Gather all lines from the material that contain the word "various".

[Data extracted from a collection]
┄┄┄┄┄┄┄┄┄┄

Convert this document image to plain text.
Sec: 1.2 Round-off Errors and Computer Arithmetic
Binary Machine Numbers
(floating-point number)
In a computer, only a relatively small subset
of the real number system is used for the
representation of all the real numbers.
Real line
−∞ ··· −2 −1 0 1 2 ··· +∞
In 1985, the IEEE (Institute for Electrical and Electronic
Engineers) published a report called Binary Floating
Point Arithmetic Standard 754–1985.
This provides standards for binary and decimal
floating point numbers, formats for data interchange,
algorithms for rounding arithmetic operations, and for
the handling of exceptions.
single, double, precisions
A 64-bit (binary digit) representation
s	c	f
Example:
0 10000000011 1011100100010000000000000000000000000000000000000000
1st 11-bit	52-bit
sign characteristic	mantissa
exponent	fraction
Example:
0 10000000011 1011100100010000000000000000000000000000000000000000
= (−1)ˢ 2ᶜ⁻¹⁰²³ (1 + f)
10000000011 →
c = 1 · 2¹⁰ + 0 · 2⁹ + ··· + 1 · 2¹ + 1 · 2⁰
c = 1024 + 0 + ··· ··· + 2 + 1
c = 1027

┄┄┄┄┄┄┄┄┄┄

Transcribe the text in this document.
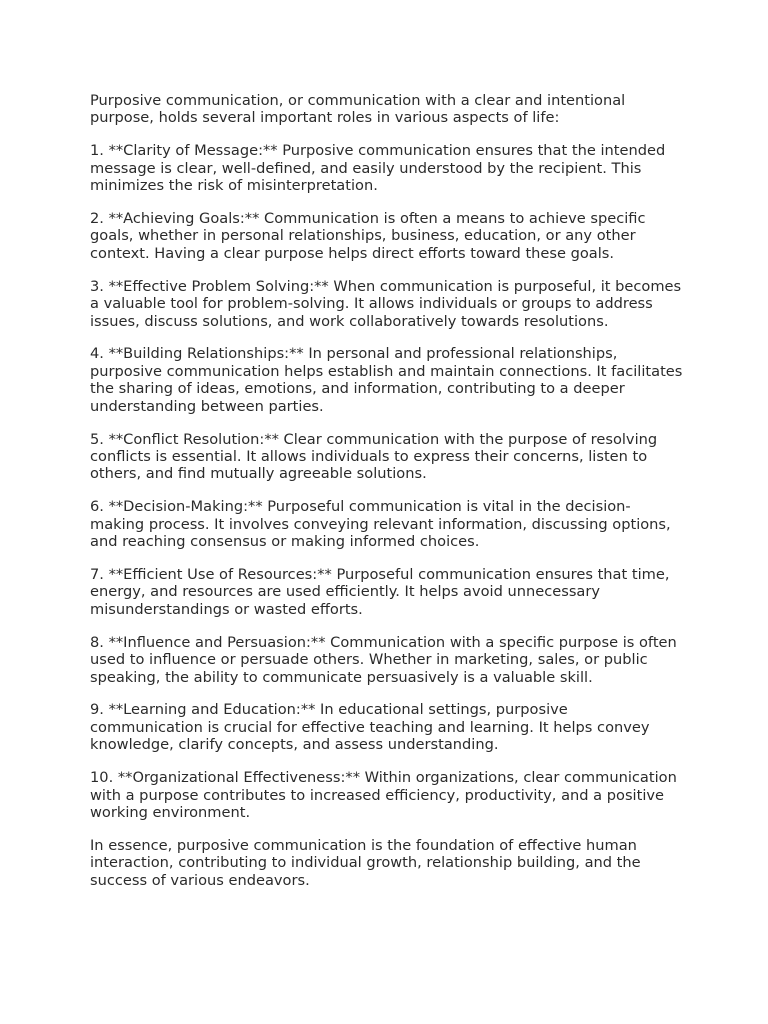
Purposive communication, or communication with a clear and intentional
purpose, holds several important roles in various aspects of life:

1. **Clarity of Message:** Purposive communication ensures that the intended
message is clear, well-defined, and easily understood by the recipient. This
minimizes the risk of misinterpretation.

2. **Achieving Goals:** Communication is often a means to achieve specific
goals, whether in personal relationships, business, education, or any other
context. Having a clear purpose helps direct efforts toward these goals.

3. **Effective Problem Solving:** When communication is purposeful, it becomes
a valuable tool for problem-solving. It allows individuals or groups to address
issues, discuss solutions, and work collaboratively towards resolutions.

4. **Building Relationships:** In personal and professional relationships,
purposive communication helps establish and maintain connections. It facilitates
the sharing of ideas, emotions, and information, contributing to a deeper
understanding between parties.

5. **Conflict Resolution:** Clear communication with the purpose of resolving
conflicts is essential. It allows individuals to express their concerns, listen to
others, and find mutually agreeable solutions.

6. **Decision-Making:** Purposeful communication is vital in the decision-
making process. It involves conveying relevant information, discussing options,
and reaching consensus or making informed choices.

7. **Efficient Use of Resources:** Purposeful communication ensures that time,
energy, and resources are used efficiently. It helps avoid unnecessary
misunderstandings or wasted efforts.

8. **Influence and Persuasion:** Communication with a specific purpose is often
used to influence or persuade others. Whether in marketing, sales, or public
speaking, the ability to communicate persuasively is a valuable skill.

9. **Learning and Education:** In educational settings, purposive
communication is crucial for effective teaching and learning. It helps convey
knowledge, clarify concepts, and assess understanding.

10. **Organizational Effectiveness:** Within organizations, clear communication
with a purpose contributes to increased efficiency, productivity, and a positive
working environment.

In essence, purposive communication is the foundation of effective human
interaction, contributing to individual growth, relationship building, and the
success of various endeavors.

┄┄┄┄┄┄┄┄┄┄

* _The output_
purpose, holds several important roles in various aspects of life:
success of various endeavors.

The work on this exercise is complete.